### What you will do
Search the entries below. Return every line that has "WILLOWBROOK" in it.

### Supplied information
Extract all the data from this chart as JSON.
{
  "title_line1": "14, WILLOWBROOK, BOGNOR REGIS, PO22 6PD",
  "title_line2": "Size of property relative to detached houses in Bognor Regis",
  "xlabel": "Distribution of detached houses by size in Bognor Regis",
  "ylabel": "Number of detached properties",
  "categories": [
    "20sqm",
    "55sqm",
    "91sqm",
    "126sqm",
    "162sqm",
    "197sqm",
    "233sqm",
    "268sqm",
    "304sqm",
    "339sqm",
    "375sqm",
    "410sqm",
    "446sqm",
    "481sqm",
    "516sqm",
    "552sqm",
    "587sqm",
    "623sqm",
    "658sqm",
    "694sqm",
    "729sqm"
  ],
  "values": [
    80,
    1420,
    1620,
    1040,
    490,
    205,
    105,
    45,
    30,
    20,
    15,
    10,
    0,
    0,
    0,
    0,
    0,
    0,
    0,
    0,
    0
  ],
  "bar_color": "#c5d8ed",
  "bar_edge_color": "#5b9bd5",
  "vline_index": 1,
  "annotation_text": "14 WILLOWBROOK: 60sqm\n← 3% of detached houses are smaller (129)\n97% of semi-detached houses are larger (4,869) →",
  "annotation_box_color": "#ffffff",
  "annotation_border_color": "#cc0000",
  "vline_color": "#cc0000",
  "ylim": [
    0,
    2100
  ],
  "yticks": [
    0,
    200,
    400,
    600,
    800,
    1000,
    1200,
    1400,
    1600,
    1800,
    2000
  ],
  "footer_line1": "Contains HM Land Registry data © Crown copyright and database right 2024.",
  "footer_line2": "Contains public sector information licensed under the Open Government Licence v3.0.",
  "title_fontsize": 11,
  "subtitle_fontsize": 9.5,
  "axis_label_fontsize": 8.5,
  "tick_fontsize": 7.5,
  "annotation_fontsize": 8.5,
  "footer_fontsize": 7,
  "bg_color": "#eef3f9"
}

### Result for this task
  "title_line1": "14, WILLOWBROOK, BOGNOR REGIS, PO22 6PD",
  "annotation_text": "14 WILLOWBROOK: 60sqm\n← 3% of detached houses are smaller (129)\n97% of semi-detached houses are larger (4,869) →",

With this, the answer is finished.